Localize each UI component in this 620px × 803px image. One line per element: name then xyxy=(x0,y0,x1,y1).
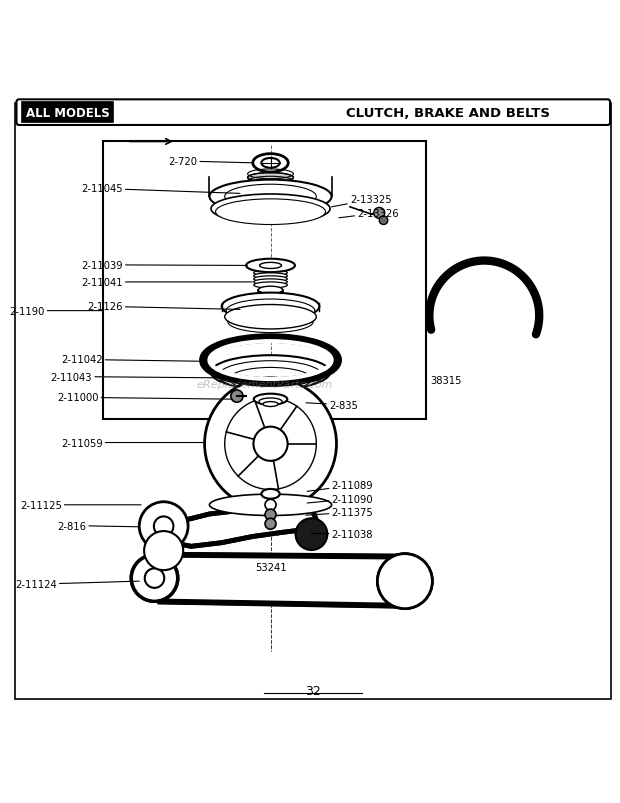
Text: eReplacementParts.com: eReplacementParts.com xyxy=(197,380,332,389)
Ellipse shape xyxy=(259,287,283,294)
Ellipse shape xyxy=(254,276,287,283)
Ellipse shape xyxy=(222,293,319,320)
Circle shape xyxy=(296,519,327,550)
Ellipse shape xyxy=(210,495,332,516)
Circle shape xyxy=(265,499,276,511)
Circle shape xyxy=(379,217,388,225)
Text: 2-11039: 2-11039 xyxy=(81,260,247,271)
Text: 2-11090: 2-11090 xyxy=(307,494,373,504)
Circle shape xyxy=(378,554,432,609)
Text: 2-11045: 2-11045 xyxy=(81,184,240,194)
Text: 2-11000: 2-11000 xyxy=(57,393,232,403)
Text: 2-11042: 2-11042 xyxy=(61,355,205,365)
Text: 2-11038: 2-11038 xyxy=(311,529,373,539)
Ellipse shape xyxy=(246,259,295,273)
Circle shape xyxy=(154,517,174,536)
Text: 2-816: 2-816 xyxy=(57,521,140,531)
Text: 2-1190: 2-1190 xyxy=(9,306,102,316)
Text: 2-11375: 2-11375 xyxy=(306,507,373,517)
Text: 2-720: 2-720 xyxy=(168,157,254,167)
Circle shape xyxy=(378,554,432,609)
Circle shape xyxy=(254,427,288,461)
Circle shape xyxy=(392,569,417,593)
Ellipse shape xyxy=(263,402,278,407)
Text: 38315: 38315 xyxy=(431,375,462,385)
Circle shape xyxy=(140,502,188,551)
Text: 53241: 53241 xyxy=(255,562,286,573)
Text: 2-11089: 2-11089 xyxy=(307,481,373,491)
Circle shape xyxy=(224,398,316,490)
Circle shape xyxy=(131,555,178,601)
Polygon shape xyxy=(164,500,316,547)
Ellipse shape xyxy=(226,300,315,323)
Ellipse shape xyxy=(216,200,326,225)
Text: ALL MODELS: ALL MODELS xyxy=(26,107,110,120)
Ellipse shape xyxy=(219,361,322,390)
Text: 2-13326: 2-13326 xyxy=(339,209,399,218)
Text: 2-11124: 2-11124 xyxy=(15,580,140,589)
Circle shape xyxy=(265,519,276,530)
Circle shape xyxy=(265,509,276,520)
FancyBboxPatch shape xyxy=(17,100,610,126)
Ellipse shape xyxy=(210,181,332,214)
Ellipse shape xyxy=(211,195,330,224)
Circle shape xyxy=(144,569,164,588)
Ellipse shape xyxy=(254,273,287,279)
Text: 2-835: 2-835 xyxy=(306,400,358,410)
Ellipse shape xyxy=(254,394,287,406)
Text: CLUTCH, BRAKE AND BELTS: CLUTCH, BRAKE AND BELTS xyxy=(345,107,549,120)
Ellipse shape xyxy=(228,312,313,333)
Ellipse shape xyxy=(254,279,287,286)
Text: 2-11043: 2-11043 xyxy=(51,372,216,382)
Circle shape xyxy=(144,569,164,588)
Text: 2-13325: 2-13325 xyxy=(332,195,392,207)
Ellipse shape xyxy=(254,283,287,288)
Ellipse shape xyxy=(262,489,280,499)
Bar xyxy=(102,142,426,420)
Ellipse shape xyxy=(254,271,287,276)
Text: 32: 32 xyxy=(306,684,321,697)
Ellipse shape xyxy=(247,173,293,183)
Text: 2-11041: 2-11041 xyxy=(81,278,252,287)
Polygon shape xyxy=(157,555,400,605)
Ellipse shape xyxy=(224,185,316,210)
Circle shape xyxy=(374,208,385,219)
Circle shape xyxy=(144,532,183,570)
FancyBboxPatch shape xyxy=(22,104,113,123)
Ellipse shape xyxy=(224,305,316,329)
Ellipse shape xyxy=(260,263,281,269)
Text: 2-1126: 2-1126 xyxy=(87,302,240,312)
Text: 2-11125: 2-11125 xyxy=(20,500,141,510)
Circle shape xyxy=(131,555,178,601)
Ellipse shape xyxy=(259,398,282,406)
Text: 2-11059: 2-11059 xyxy=(61,438,205,448)
Ellipse shape xyxy=(229,368,312,391)
Circle shape xyxy=(205,378,337,510)
Ellipse shape xyxy=(211,356,330,390)
Circle shape xyxy=(231,390,243,403)
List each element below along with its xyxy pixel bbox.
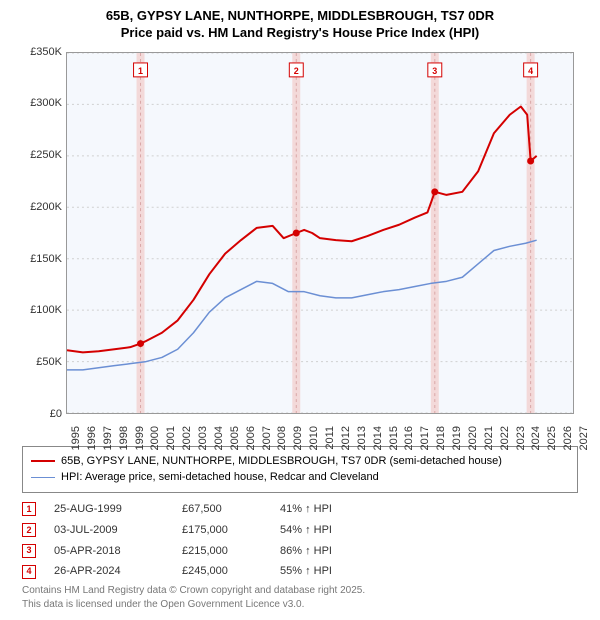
chart-container: 65B, GYPSY LANE, NUNTHORPE, MIDDLESBROUG…: [0, 0, 600, 617]
y-tick-label: £50K: [36, 356, 62, 368]
x-tick-label: 2002: [181, 426, 193, 450]
legend-item: HPI: Average price, semi-detached house,…: [31, 469, 569, 486]
y-tick-label: £200K: [30, 201, 62, 213]
x-tick-label: 1997: [102, 426, 114, 450]
footnote-line1: Contains HM Land Registry data © Crown c…: [22, 584, 578, 598]
sale-date: 26-APR-2024: [54, 561, 164, 582]
x-tick-label: 2021: [483, 426, 495, 450]
x-tick-label: 2005: [229, 426, 241, 450]
x-tick-label: 2011: [324, 426, 336, 450]
sale-price: £215,000: [182, 541, 262, 562]
sale-row: 3 05-APR-2018 £215,000 86% ↑ HPI: [22, 541, 578, 562]
x-tick-label: 1999: [134, 426, 146, 450]
sale-price: £175,000: [182, 520, 262, 541]
sale-marker-box: 1: [22, 502, 36, 516]
legend-item: 65B, GYPSY LANE, NUNTHORPE, MIDDLESBROUG…: [31, 453, 569, 470]
footnote: Contains HM Land Registry data © Crown c…: [22, 584, 578, 611]
x-tick-label: 2015: [388, 426, 400, 450]
x-tick-label: 2008: [276, 426, 288, 450]
x-tick-label: 2001: [165, 426, 177, 450]
sale-marker-box: 4: [22, 565, 36, 579]
legend-swatch: [31, 477, 55, 478]
svg-text:3: 3: [432, 66, 437, 76]
x-tick-label: 2025: [546, 426, 558, 450]
y-tick-label: £250K: [30, 149, 62, 161]
x-tick-label: 2003: [197, 426, 209, 450]
x-tick-label: 2012: [340, 426, 352, 450]
sale-row: 1 25-AUG-1999 £67,500 41% ↑ HPI: [22, 499, 578, 520]
sale-date: 25-AUG-1999: [54, 499, 164, 520]
sale-marker-box: 2: [22, 523, 36, 537]
title-subtitle: Price paid vs. HM Land Registry's House …: [12, 25, 588, 42]
plot-inner: 1 2 3 4: [66, 52, 574, 414]
x-tick-label: 2010: [308, 426, 320, 450]
sale-delta: 54% ↑ HPI: [280, 520, 332, 541]
x-tick-label: 2006: [245, 426, 257, 450]
line-chart-svg: 1 2 3 4: [67, 53, 573, 413]
sale-delta: 86% ↑ HPI: [280, 541, 332, 562]
x-tick-label: 2013: [356, 426, 368, 450]
sale-delta: 55% ↑ HPI: [280, 561, 332, 582]
sale-row: 2 03-JUL-2009 £175,000 54% ↑ HPI: [22, 520, 578, 541]
sale-price: £245,000: [182, 561, 262, 582]
x-tick-label: 2022: [499, 426, 511, 450]
sale-row: 4 26-APR-2024 £245,000 55% ↑ HPI: [22, 561, 578, 582]
footnote-line2: This data is licensed under the Open Gov…: [22, 598, 578, 612]
plot-area: £0£50K£100K£150K£200K£250K£300K£350K 199…: [20, 48, 580, 438]
y-tick-label: £150K: [30, 253, 62, 265]
x-tick-label: 2019: [451, 426, 463, 450]
x-tick-label: 2004: [213, 426, 225, 450]
sale-date: 03-JUL-2009: [54, 520, 164, 541]
x-tick-label: 2026: [562, 426, 574, 450]
svg-text:2: 2: [294, 66, 299, 76]
sale-marker-box: 3: [22, 544, 36, 558]
legend-label: HPI: Average price, semi-detached house,…: [61, 469, 379, 486]
x-tick-label: 2027: [578, 426, 590, 450]
y-tick-label: £0: [50, 408, 62, 420]
x-tick-label: 2016: [403, 426, 415, 450]
sale-date: 05-APR-2018: [54, 541, 164, 562]
sales-table: 1 25-AUG-1999 £67,500 41% ↑ HPI 2 03-JUL-2009…: [22, 499, 578, 583]
title-address: 65B, GYPSY LANE, NUNTHORPE, MIDDLESBROUG…: [12, 8, 588, 25]
x-tick-label: 2000: [149, 426, 161, 450]
svg-text:1: 1: [138, 66, 143, 76]
legend-swatch: [31, 460, 55, 462]
y-tick-label: £350K: [30, 46, 62, 58]
x-tick-label: 1998: [118, 426, 130, 450]
svg-text:4: 4: [528, 66, 533, 76]
x-tick-label: 2007: [261, 426, 273, 450]
x-tick-label: 1996: [86, 426, 98, 450]
y-tick-label: £300K: [30, 97, 62, 109]
x-tick-label: 2014: [372, 426, 384, 450]
legend-label: 65B, GYPSY LANE, NUNTHORPE, MIDDLESBROUG…: [61, 453, 502, 470]
y-tick-label: £100K: [30, 304, 62, 316]
x-tick-label: 2017: [419, 426, 431, 450]
legend: 65B, GYPSY LANE, NUNTHORPE, MIDDLESBROUG…: [22, 446, 578, 493]
chart-title: 65B, GYPSY LANE, NUNTHORPE, MIDDLESBROUG…: [12, 8, 588, 42]
x-tick-label: 2024: [530, 426, 542, 450]
sale-delta: 41% ↑ HPI: [280, 499, 332, 520]
x-tick-label: 2009: [292, 426, 304, 450]
x-tick-label: 1995: [70, 426, 82, 450]
x-tick-label: 2023: [515, 426, 527, 450]
x-tick-label: 2020: [467, 426, 479, 450]
sale-price: £67,500: [182, 499, 262, 520]
x-tick-label: 2018: [435, 426, 447, 450]
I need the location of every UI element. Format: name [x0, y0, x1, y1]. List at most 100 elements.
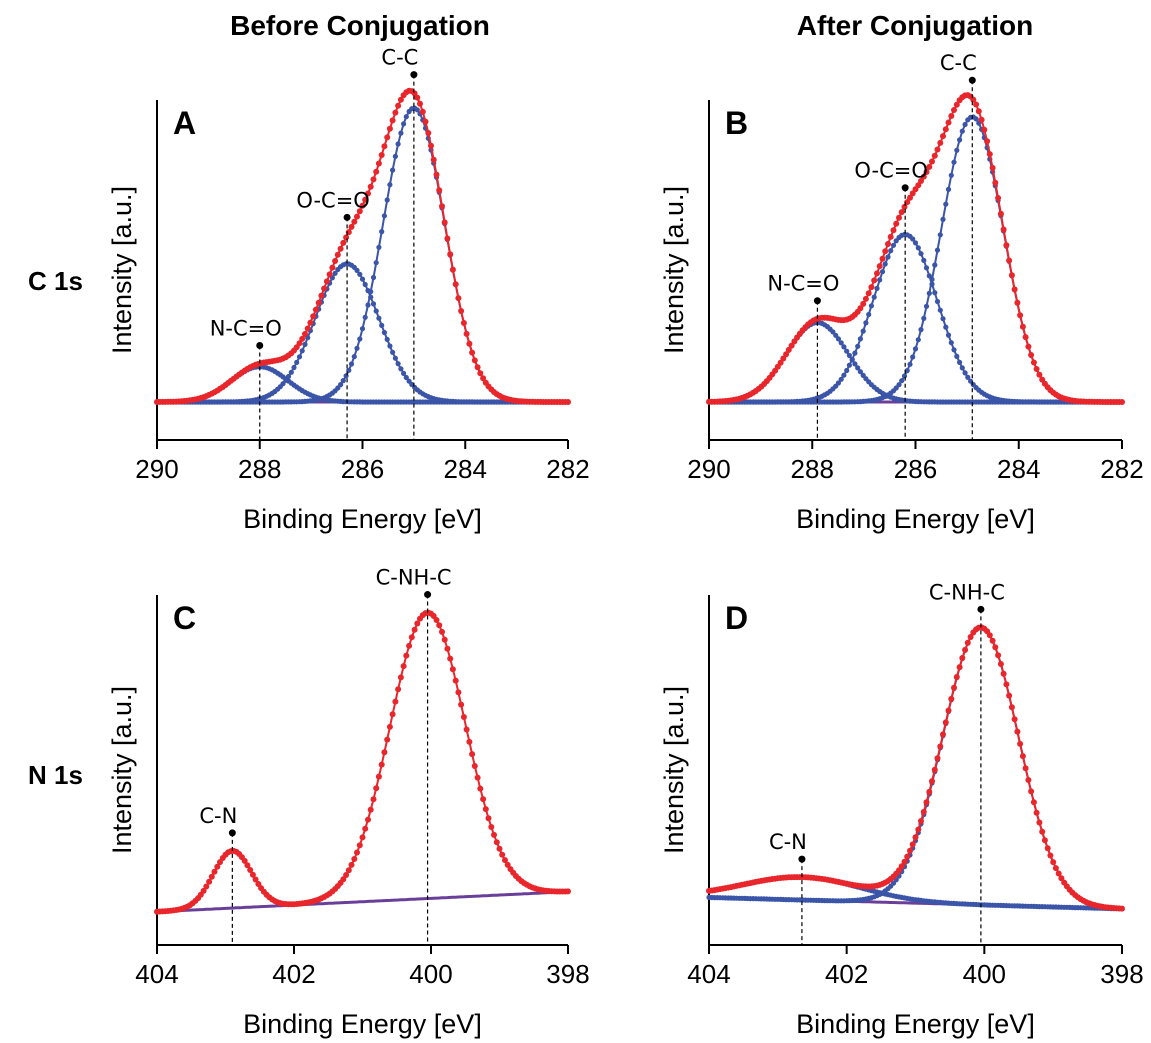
○ ○ ○ ○
» Set task:
Give back, word for word, everything from the line containing "chart-container: 65B, GYPSY" down to the line containing "x-tick-label: 2005: [229, 426, 241, 450]", with both of those lines included.

» Written answer:
chart-container: 65B, GYPSY LANE, NUNTHORPE, MIDDLESBROUG…: [0, 0, 600, 617]
y-tick-label: £50K: [36, 356, 62, 368]
x-tick-label: 2002: [181, 426, 193, 450]
legend-item: HPI: Average price, semi-detached house,…: [31, 469, 569, 486]
y-tick-label: £200K: [30, 201, 62, 213]
x-tick-label: 1997: [102, 426, 114, 450]
footnote-line1: Contains HM Land Registry data © Crown c…: [22, 584, 578, 598]
sale-date: 26-APR-2024: [54, 561, 164, 582]
x-tick-label: 2021: [483, 426, 495, 450]
x-tick-label: 2005: [229, 426, 241, 450]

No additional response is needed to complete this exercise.